» **Request**
From the entries below, pull out each line where "this" appears.

─── Supplied entries

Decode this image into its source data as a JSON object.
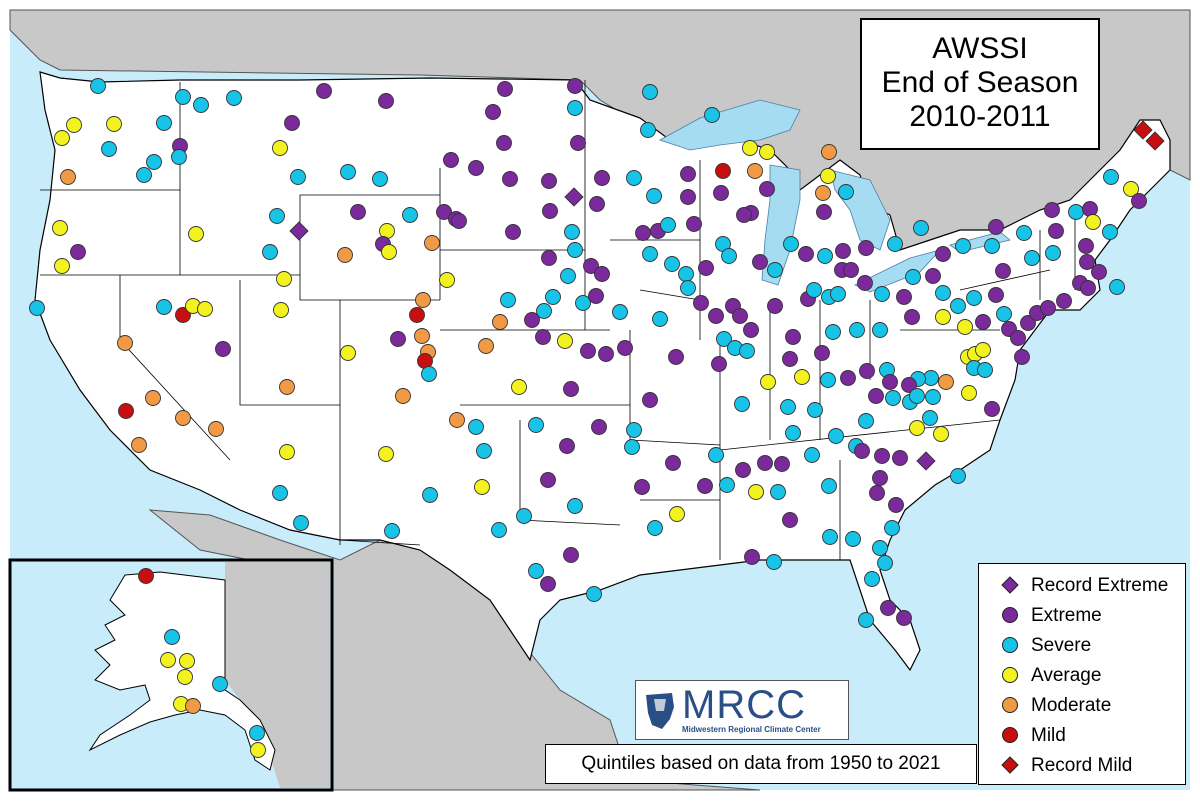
{
  "title": {
    "line1": "AWSSI",
    "line2": "End of Season",
    "line3": "2010-2011"
  },
  "footnote": "Quintiles based on data from 1950 to 2021",
  "logo": {
    "name": "MRCC",
    "subtitle": "Midwestern Regional Climate Center"
  },
  "legend": [
    {
      "key": "record_extreme",
      "label": "Record Extreme",
      "color": "#7b2a9c",
      "shape": "diamond"
    },
    {
      "key": "extreme",
      "label": "Extreme",
      "color": "#7b2a9c",
      "shape": "circle"
    },
    {
      "key": "severe",
      "label": "Severe",
      "color": "#17c3e6",
      "shape": "circle"
    },
    {
      "key": "average",
      "label": "Average",
      "color": "#f2f21e",
      "shape": "circle"
    },
    {
      "key": "moderate",
      "label": "Moderate",
      "color": "#f19a46",
      "shape": "circle"
    },
    {
      "key": "mild",
      "label": "Mild",
      "color": "#c80f0f",
      "shape": "circle"
    },
    {
      "key": "record_mild",
      "label": "Record Mild",
      "color": "#c80f0f",
      "shape": "diamond"
    }
  ],
  "colors": {
    "water": "#c9ecfb",
    "land_us": "#ffffff",
    "land_other": "#c8c8c8",
    "lakes": "#a6dcf2",
    "border": "#000000"
  }
}
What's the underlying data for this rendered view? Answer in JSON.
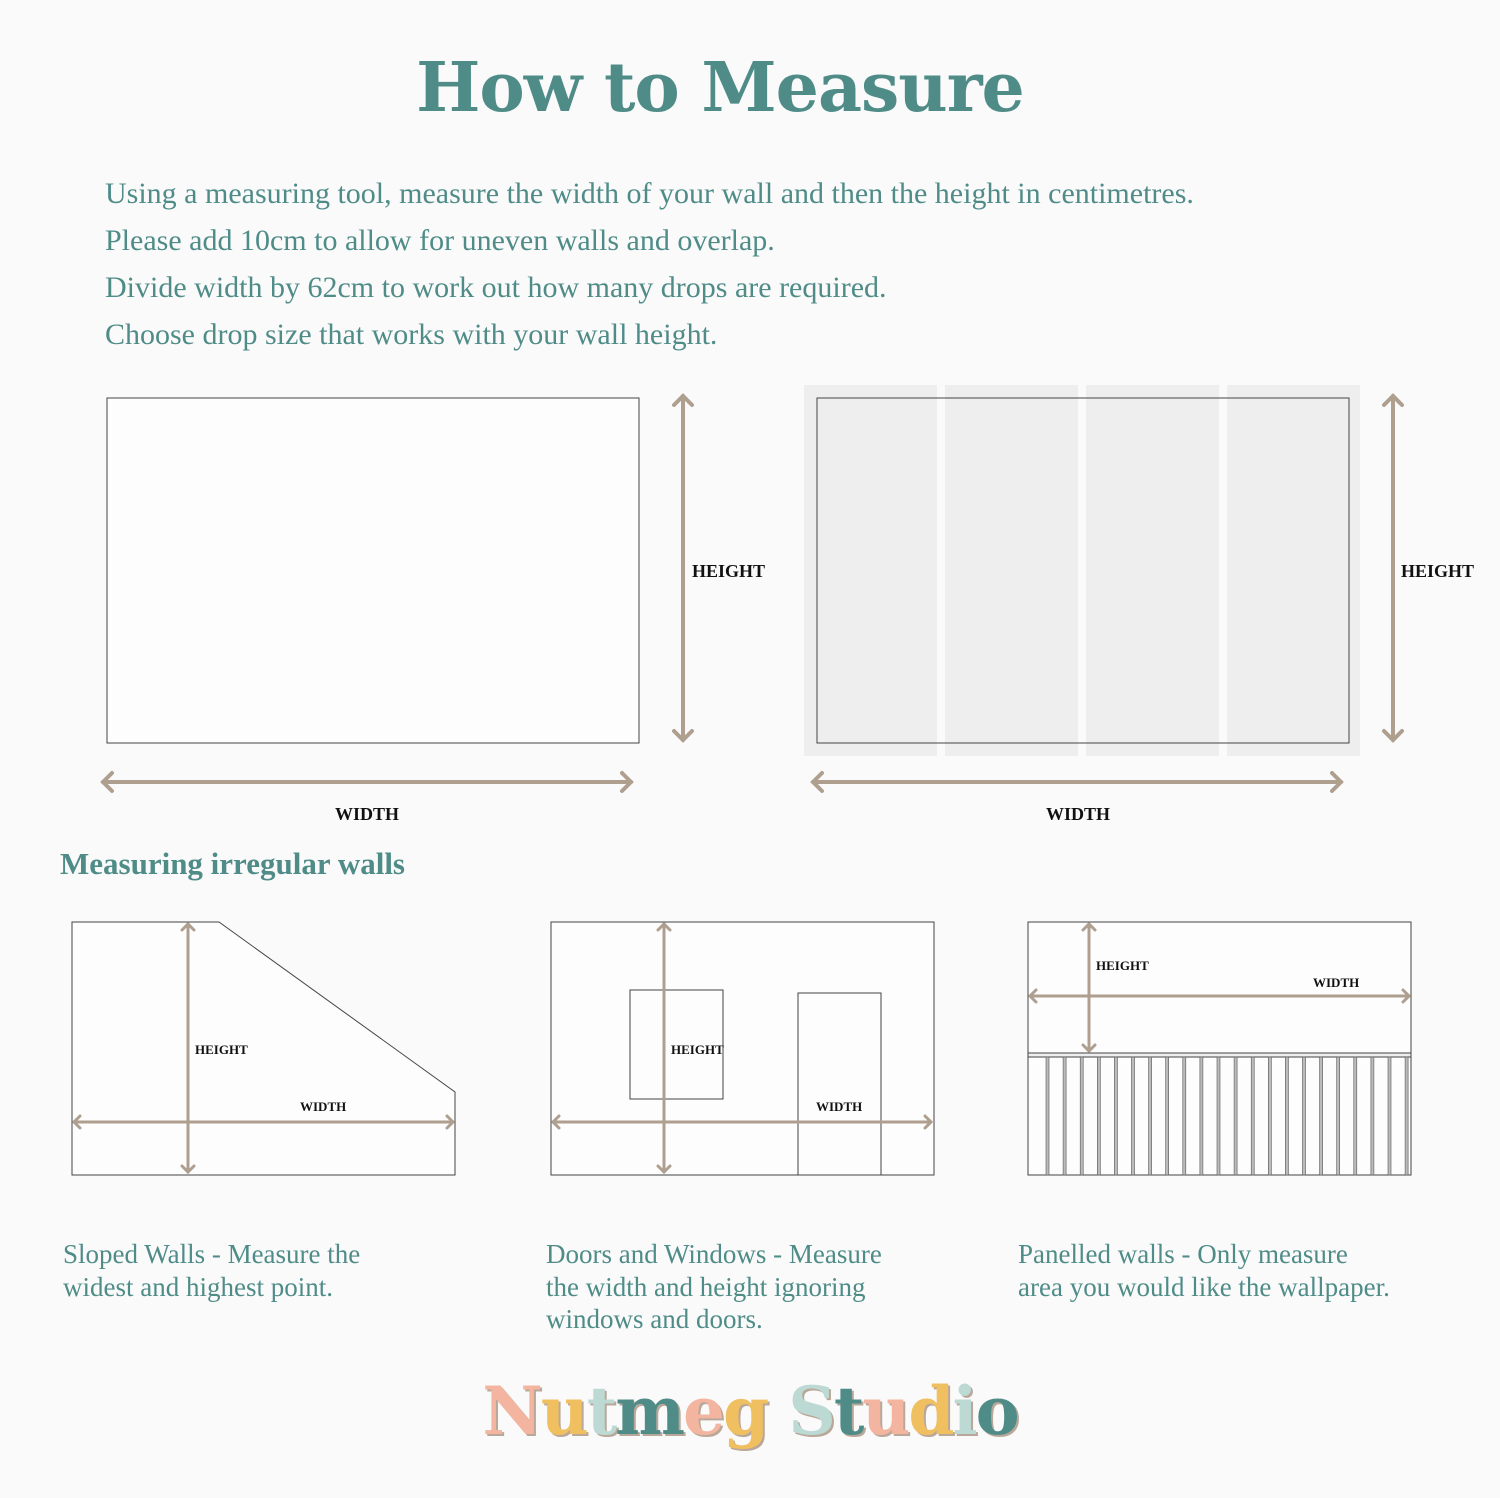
{
  "header": {
    "title": "How to Measure"
  },
  "intro": [
    "Using a measuring tool, measure the width of your wall and then the height in centimetres.",
    "Please add 10cm to allow for uneven walls and overlap.",
    "Divide width by 62cm to work out how many drops are required.",
    "Choose drop size that works with your wall height."
  ],
  "labels": {
    "height": "HEIGHT",
    "width": "WIDTH"
  },
  "irregular": {
    "title": "Measuring irregular walls",
    "captions": [
      [
        "Sloped Walls - Measure the",
        "widest and highest point."
      ],
      [
        "Doors and Windows - Measure",
        "the width and height ignoring",
        "windows and doors."
      ],
      [
        "Panelled walls - Only measure",
        "area you would like the wallpaper."
      ]
    ]
  },
  "logo": {
    "text": "Nutmeg Studio",
    "letters": [
      "N",
      "u",
      "t",
      "m",
      "e",
      "g",
      " ",
      "S",
      "t",
      "u",
      "d",
      "i",
      "o"
    ]
  },
  "colors": {
    "teal": "#4f8c88",
    "arrow": "#ae9f8f",
    "drop": "#eeeeee",
    "logo": [
      "#f4b5a0",
      "#f0c060",
      "#bcd9d4",
      "#4f8c88"
    ]
  }
}
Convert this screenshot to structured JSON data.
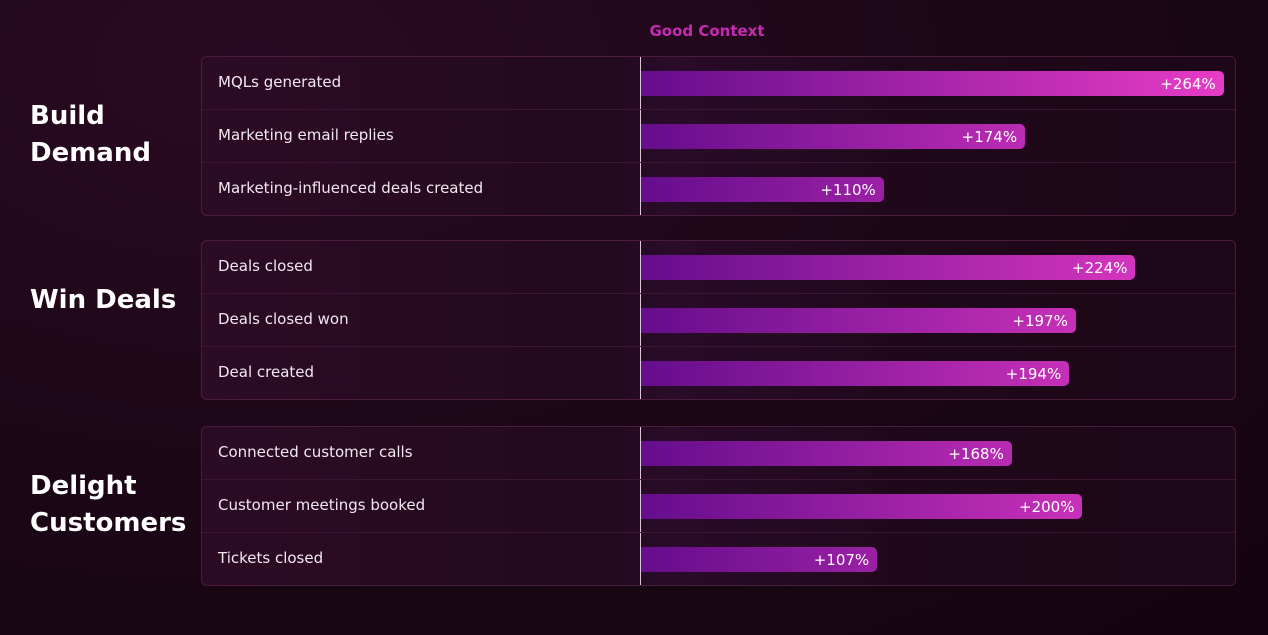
{
  "chart_data": {
    "type": "bar",
    "header": "Good Context",
    "xlim": [
      0,
      270
    ],
    "bar_colors": [
      "#650d8c",
      "#ea3dc8"
    ],
    "groups": [
      {
        "name": "Build Demand",
        "categories": [
          "MQLs generated",
          "Marketing email replies",
          "Marketing-influenced deals created"
        ],
        "values": [
          264,
          174,
          110
        ],
        "value_labels": [
          "+264%",
          "+174%",
          "+110%"
        ]
      },
      {
        "name": "Win Deals",
        "categories": [
          "Deals closed",
          "Deals closed won",
          "Deal created"
        ],
        "values": [
          224,
          197,
          194
        ],
        "value_labels": [
          "+224%",
          "+197%",
          "+194%"
        ]
      },
      {
        "name": "Delight Customers",
        "categories": [
          "Connected customer calls",
          "Customer meetings booked",
          "Tickets closed"
        ],
        "values": [
          168,
          200,
          107
        ],
        "value_labels": [
          "+168%",
          "+200%",
          "+107%"
        ]
      }
    ]
  }
}
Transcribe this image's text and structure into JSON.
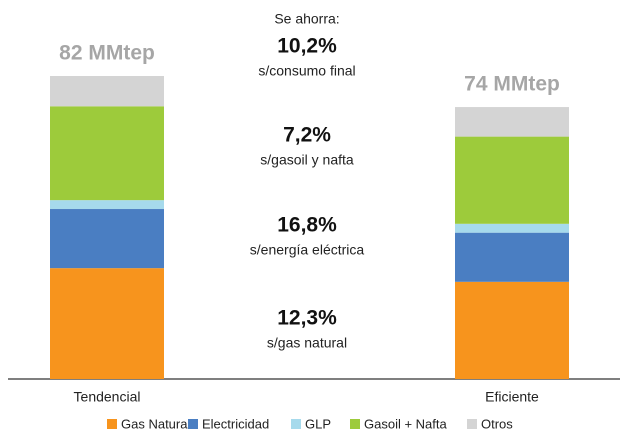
{
  "chart_data": {
    "type": "stacked_bar",
    "categories": [
      "Tendencial",
      "Eficiente"
    ],
    "series": [
      {
        "name": "Gas Natural",
        "color": "#f7941d",
        "values": [
          30.0,
          26.3
        ]
      },
      {
        "name": "Electricidad",
        "color": "#4a7ec2",
        "values": [
          16.0,
          13.3
        ]
      },
      {
        "name": "GLP",
        "color": "#a6daec",
        "values": [
          2.4,
          2.4
        ]
      },
      {
        "name": "Gasoil + Nafta",
        "color": "#9dcb3b",
        "values": [
          25.4,
          23.6
        ]
      },
      {
        "name": "Otros",
        "color": "#d4d4d4",
        "values": [
          8.2,
          8.0
        ]
      }
    ],
    "total_labels": [
      "82 MMtep",
      "74 MMtep"
    ],
    "savings_title": "Se ahorra:",
    "savings": [
      {
        "percent": "10,2%",
        "label": "s/consumo final"
      },
      {
        "percent": "7,2%",
        "label": "s/gasoil y nafta"
      },
      {
        "percent": "16,8%",
        "label": "s/energía eléctrica"
      },
      {
        "percent": "12,3%",
        "label": "s/gas natural"
      }
    ],
    "ylim": [
      0,
      82
    ],
    "legend": "bottom"
  }
}
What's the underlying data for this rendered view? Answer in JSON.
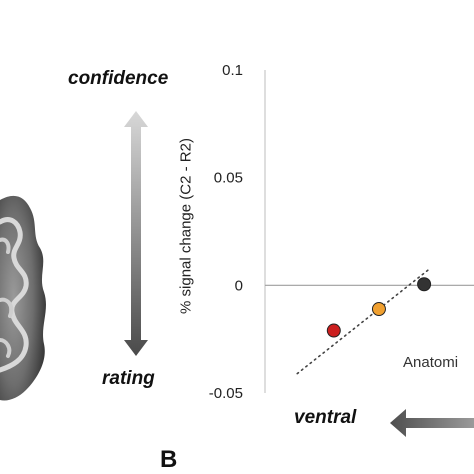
{
  "panel_letter": "B",
  "scale_labels": {
    "top": "confidence",
    "bottom": "rating"
  },
  "axis_bottom_label": "ventral",
  "annotation": "Anatomi",
  "chart_data": {
    "type": "scatter",
    "title": "",
    "xlabel": "",
    "ylabel": "% signal change (C2 - R2)",
    "ylim": [
      -0.05,
      0.1
    ],
    "yticks": [
      0.1,
      0.05,
      0,
      -0.05
    ],
    "ytick_labels": [
      "0.1",
      "0.05",
      "0",
      "-0.05"
    ],
    "xlim": [
      0,
      10
    ],
    "reference_line_y": 0,
    "points": [
      {
        "x": 3.2,
        "y": -0.021,
        "color": "#cc1f1f"
      },
      {
        "x": 5.3,
        "y": -0.011,
        "color": "#f0a030"
      },
      {
        "x": 7.4,
        "y": 0.0005,
        "color": "#333333"
      }
    ],
    "trend_line": {
      "x": [
        1.5,
        7.7
      ],
      "y": [
        -0.041,
        0.008
      ],
      "style": "dotted"
    }
  }
}
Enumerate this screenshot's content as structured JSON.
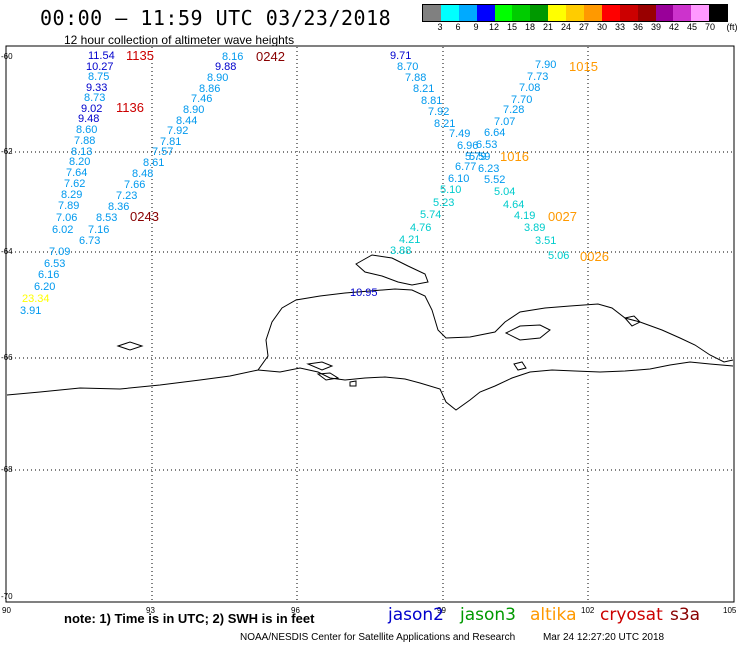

──────

» **Written answer**
Decode this image into its source data as a JSON object.
What's the underlying data for this rendered view? Answer in JSON.
Convert this screenshot to structured JSON data.
Transcribe this image's text and structure into JSON.
What's the underlying data for this rendered view? Answer in JSON.
Enumerate this screenshot's content as structured JSON.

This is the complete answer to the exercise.